* WHAT TO DO: Every entry below must appear again, exactly as written.

* INPUT MATERIAL:
════════

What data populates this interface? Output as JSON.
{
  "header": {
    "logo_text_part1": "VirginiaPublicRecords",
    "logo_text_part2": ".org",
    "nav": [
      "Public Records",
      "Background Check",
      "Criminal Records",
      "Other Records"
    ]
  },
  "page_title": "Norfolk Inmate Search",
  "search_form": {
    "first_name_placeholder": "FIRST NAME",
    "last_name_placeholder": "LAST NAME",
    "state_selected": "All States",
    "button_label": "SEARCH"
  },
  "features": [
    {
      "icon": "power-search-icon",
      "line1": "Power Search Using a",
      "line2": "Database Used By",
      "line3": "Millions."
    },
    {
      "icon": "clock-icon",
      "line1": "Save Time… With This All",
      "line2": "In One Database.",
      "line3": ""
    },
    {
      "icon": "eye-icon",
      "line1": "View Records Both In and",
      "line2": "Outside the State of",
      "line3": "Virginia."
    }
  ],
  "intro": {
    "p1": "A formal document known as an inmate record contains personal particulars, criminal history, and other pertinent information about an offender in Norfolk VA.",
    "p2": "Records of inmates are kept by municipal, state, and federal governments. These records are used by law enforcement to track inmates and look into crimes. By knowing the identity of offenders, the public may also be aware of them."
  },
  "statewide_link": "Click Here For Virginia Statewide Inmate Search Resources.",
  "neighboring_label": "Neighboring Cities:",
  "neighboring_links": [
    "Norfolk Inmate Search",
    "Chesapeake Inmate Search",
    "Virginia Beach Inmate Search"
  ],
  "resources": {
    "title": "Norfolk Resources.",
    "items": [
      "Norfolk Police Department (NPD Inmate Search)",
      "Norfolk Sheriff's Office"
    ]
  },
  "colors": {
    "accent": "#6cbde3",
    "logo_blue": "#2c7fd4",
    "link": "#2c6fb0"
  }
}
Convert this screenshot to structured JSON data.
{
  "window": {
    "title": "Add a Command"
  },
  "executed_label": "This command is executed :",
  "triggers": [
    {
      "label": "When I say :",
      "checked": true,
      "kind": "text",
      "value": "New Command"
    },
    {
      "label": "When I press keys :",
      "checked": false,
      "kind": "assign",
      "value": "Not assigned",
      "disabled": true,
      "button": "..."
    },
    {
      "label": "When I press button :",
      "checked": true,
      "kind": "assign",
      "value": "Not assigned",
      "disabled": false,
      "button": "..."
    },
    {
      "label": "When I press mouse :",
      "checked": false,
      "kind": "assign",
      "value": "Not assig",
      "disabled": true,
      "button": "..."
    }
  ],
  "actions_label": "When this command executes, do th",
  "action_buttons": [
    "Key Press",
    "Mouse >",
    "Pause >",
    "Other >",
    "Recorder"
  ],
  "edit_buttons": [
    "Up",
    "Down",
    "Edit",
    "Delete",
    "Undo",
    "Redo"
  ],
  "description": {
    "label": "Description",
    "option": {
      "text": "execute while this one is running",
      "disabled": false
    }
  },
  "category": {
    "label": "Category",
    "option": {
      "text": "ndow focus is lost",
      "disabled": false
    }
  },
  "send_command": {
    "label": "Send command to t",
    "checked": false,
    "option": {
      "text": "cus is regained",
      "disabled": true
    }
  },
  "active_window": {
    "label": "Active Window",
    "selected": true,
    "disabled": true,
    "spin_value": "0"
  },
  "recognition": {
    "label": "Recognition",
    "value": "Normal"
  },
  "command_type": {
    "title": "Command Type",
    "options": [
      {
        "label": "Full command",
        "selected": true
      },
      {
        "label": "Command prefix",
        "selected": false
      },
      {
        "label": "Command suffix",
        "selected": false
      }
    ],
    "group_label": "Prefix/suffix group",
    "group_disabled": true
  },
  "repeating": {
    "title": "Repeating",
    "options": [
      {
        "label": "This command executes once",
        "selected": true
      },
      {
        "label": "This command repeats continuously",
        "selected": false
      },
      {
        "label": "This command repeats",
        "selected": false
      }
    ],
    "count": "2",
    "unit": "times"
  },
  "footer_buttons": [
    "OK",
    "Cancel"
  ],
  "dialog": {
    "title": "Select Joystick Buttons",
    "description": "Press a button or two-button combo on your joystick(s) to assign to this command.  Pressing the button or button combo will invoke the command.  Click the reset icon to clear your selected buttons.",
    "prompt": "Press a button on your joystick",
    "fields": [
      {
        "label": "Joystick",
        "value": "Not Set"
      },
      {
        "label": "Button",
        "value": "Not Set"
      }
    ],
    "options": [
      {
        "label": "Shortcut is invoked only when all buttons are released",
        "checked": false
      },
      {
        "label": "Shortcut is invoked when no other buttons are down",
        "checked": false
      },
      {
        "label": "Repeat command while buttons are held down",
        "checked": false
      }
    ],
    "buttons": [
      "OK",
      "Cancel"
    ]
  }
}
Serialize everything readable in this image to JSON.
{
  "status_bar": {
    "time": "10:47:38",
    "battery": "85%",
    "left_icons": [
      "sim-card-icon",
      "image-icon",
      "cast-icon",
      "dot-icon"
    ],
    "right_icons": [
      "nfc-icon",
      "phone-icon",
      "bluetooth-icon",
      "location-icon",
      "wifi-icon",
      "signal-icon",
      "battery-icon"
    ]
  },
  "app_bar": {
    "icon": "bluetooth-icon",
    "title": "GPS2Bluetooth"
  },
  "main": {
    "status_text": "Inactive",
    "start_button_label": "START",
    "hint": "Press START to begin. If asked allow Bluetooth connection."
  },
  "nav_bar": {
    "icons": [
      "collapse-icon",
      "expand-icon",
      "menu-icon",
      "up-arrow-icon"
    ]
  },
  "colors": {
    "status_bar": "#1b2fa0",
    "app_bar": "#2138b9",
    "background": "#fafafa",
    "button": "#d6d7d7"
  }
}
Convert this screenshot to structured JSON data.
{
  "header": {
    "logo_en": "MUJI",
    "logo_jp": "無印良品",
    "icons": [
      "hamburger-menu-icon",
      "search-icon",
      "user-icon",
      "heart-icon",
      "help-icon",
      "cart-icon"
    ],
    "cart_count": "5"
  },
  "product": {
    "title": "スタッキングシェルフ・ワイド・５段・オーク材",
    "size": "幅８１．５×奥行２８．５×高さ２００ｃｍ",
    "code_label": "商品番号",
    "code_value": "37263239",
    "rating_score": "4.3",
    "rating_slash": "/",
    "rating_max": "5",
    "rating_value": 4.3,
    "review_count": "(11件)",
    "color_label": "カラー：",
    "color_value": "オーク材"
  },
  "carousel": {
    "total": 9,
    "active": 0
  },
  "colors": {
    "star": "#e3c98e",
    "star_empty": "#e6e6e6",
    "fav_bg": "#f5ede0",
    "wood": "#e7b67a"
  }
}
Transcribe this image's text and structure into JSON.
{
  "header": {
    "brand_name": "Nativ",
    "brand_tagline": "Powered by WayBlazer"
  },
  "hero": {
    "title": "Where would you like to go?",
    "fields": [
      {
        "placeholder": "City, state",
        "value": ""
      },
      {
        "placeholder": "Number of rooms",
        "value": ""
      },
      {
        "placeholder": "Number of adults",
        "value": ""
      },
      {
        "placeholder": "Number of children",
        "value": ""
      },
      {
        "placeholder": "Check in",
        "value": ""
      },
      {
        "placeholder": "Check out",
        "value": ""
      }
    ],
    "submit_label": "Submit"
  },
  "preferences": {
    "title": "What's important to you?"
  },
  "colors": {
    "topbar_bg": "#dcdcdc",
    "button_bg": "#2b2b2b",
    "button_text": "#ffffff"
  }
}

════════

* REPLY TO THE TASK:
What data populates this interface? Output as JSON.
{
  "header": {
    "logo_text_part1": "VirginiaPublicRecords",
    "logo_text_part2": ".org",
    "nav": [
      "Public Records",
      "Background Check",
      "Criminal Records",
      "Other Records"
    ]
  },
  "page_title": "Norfolk Inmate Search",
  "search_form": {
    "first_name_placeholder": "FIRST NAME",
    "last_name_placeholder": "LAST NAME",
    "state_selected": "All States",
    "button_label": "SEARCH"
  },
  "features": [
    {
      "icon": "power-search-icon",
      "line1": "Power Search Using a",
      "line2": "Database Used By",
      "line3": "Millions."
    },
    {
      "icon": "clock-icon",
      "line1": "Save Time… With This All",
      "line2": "In One Database.",
      "line3": ""
    },
    {
      "icon": "eye-icon",
      "line1": "View Records Both In and",
      "line2": "Outside the State of",
      "line3": "Virginia."
    }
  ],
  "intro": {
    "p1": "A formal document known as an inmate record contains personal particulars, criminal history, and other pertinent information about an offender in Norfolk VA.",
    "p2": "Records of inmates are kept by municipal, state, and federal governments. These records are used by law enforcement to track inmates and look into crimes. By knowing the identity of offenders, the public may also be aware of them."
  },
  "statewide_link": "Click Here For Virginia Statewide Inmate Search Resources.",
  "neighboring_label": "Neighboring Cities:",
  "neighboring_links": [
    "Norfolk Inmate Search",
    "Chesapeake Inmate Search",
    "Virginia Beach Inmate Search"
  ],
  "resources": {
    "title": "Norfolk Resources.",
    "items": [
      "Norfolk Police Department (NPD Inmate Search)",
      "Norfolk Sheriff's Office"
    ]
  },
  "colors": {
    "accent": "#6cbde3",
    "logo_blue": "#2c7fd4",
    "link": "#2c6fb0"
  }
}
Convert this screenshot to structured JSON data.
{
  "window": {
    "title": "Add a Command"
  },
  "executed_label": "This command is executed :",
  "triggers": [
    {
      "label": "When I say :",
      "checked": true,
      "kind": "text",
      "value": "New Command"
    },
    {
      "label": "When I press keys :",
      "checked": false,
      "kind": "assign",
      "value": "Not assigned",
      "disabled": true,
      "button": "..."
    },
    {
      "label": "When I press button :",
      "checked": true,
      "kind": "assign",
      "value": "Not assigned",
      "disabled": false,
      "button": "..."
    },
    {
      "label": "When I press mouse :",
      "checked": false,
      "kind": "assign",
      "value": "Not assig",
      "disabled": true,
      "button": "..."
    }
  ],
  "actions_label": "When this command executes, do th",
  "action_buttons": [
    "Key Press",
    "Mouse >",
    "Pause >",
    "Other >",
    "Recorder"
  ],
  "edit_buttons": [
    "Up",
    "Down",
    "Edit",
    "Delete",
    "Undo",
    "Redo"
  ],
  "description": {
    "label": "Description",
    "option": {
      "text": "execute while this one is running",
      "disabled": false
    }
  },
  "category": {
    "label": "Category",
    "option": {
      "text": "ndow focus is lost",
      "disabled": false
    }
  },
  "send_command": {
    "label": "Send command to t",
    "checked": false,
    "option": {
      "text": "cus is regained",
      "disabled": true
    }
  },
  "active_window": {
    "label": "Active Window",
    "selected": true,
    "disabled": true,
    "spin_value": "0"
  },
  "recognition": {
    "label": "Recognition",
    "value": "Normal"
  },
  "command_type": {
    "title": "Command Type",
    "options": [
      {
        "label": "Full command",
        "selected": true
      },
      {
        "label": "Command prefix",
        "selected": false
      },
      {
        "label": "Command suffix",
        "selected": false
      }
    ],
    "group_label": "Prefix/suffix group",
    "group_disabled": true
  },
  "repeating": {
    "title": "Repeating",
    "options": [
      {
        "label": "This command executes once",
        "selected": true
      },
      {
        "label": "This command repeats continuously",
        "selected": false
      },
      {
        "label": "This command repeats",
        "selected": false
      }
    ],
    "count": "2",
    "unit": "times"
  },
  "footer_buttons": [
    "OK",
    "Cancel"
  ],
  "dialog": {
    "title": "Select Joystick Buttons",
    "description": "Press a button or two-button combo on your joystick(s) to assign to this command.  Pressing the button or button combo will invoke the command.  Click the reset icon to clear your selected buttons.",
    "prompt": "Press a button on your joystick",
    "fields": [
      {
        "label": "Joystick",
        "value": "Not Set"
      },
      {
        "label": "Button",
        "value": "Not Set"
      }
    ],
    "options": [
      {
        "label": "Shortcut is invoked only when all buttons are released",
        "checked": false
      },
      {
        "label": "Shortcut is invoked when no other buttons are down",
        "checked": false
      },
      {
        "label": "Repeat command while buttons are held down",
        "checked": false
      }
    ],
    "buttons": [
      "OK",
      "Cancel"
    ]
  }
}
Serialize everything readable in this image to JSON.
{
  "status_bar": {
    "time": "10:47:38",
    "battery": "85%",
    "left_icons": [
      "sim-card-icon",
      "image-icon",
      "cast-icon",
      "dot-icon"
    ],
    "right_icons": [
      "nfc-icon",
      "phone-icon",
      "bluetooth-icon",
      "location-icon",
      "wifi-icon",
      "signal-icon",
      "battery-icon"
    ]
  },
  "app_bar": {
    "icon": "bluetooth-icon",
    "title": "GPS2Bluetooth"
  },
  "main": {
    "status_text": "Inactive",
    "start_button_label": "START",
    "hint": "Press START to begin. If asked allow Bluetooth connection."
  },
  "nav_bar": {
    "icons": [
      "collapse-icon",
      "expand-icon",
      "menu-icon",
      "up-arrow-icon"
    ]
  },
  "colors": {
    "status_bar": "#1b2fa0",
    "app_bar": "#2138b9",
    "background": "#fafafa",
    "button": "#d6d7d7"
  }
}
Convert this screenshot to structured JSON data.
{
  "header": {
    "logo_en": "MUJI",
    "logo_jp": "無印良品",
    "icons": [
      "hamburger-menu-icon",
      "search-icon",
      "user-icon",
      "heart-icon",
      "help-icon",
      "cart-icon"
    ],
    "cart_count": "5"
  },
  "product": {
    "title": "スタッキングシェルフ・ワイド・５段・オーク材",
    "size": "幅８１．５×奥行２８．５×高さ２００ｃｍ",
    "code_label": "商品番号",
    "code_value": "37263239",
    "rating_score": "4.3",
    "rating_slash": "/",
    "rating_max": "5",
    "rating_value": 4.3,
    "review_count": "(11件)",
    "color_label": "カラー：",
    "color_value": "オーク材"
  },
  "carousel": {
    "total": 9,
    "active": 0
  },
  "colors": {
    "star": "#e3c98e",
    "star_empty": "#e6e6e6",
    "fav_bg": "#f5ede0",
    "wood": "#e7b67a"
  }
}
Transcribe this image's text and structure into JSON.
{
  "header": {
    "brand_name": "Nativ",
    "brand_tagline": "Powered by WayBlazer"
  },
  "hero": {
    "title": "Where would you like to go?",
    "fields": [
      {
        "placeholder": "City, state",
        "value": ""
      },
      {
        "placeholder": "Number of rooms",
        "value": ""
      },
      {
        "placeholder": "Number of adults",
        "value": ""
      },
      {
        "placeholder": "Number of children",
        "value": ""
      },
      {
        "placeholder": "Check in",
        "value": ""
      },
      {
        "placeholder": "Check out",
        "value": ""
      }
    ],
    "submit_label": "Submit"
  },
  "preferences": {
    "title": "What's important to you?"
  },
  "colors": {
    "topbar_bg": "#dcdcdc",
    "button_bg": "#2b2b2b",
    "button_text": "#ffffff"
  }
}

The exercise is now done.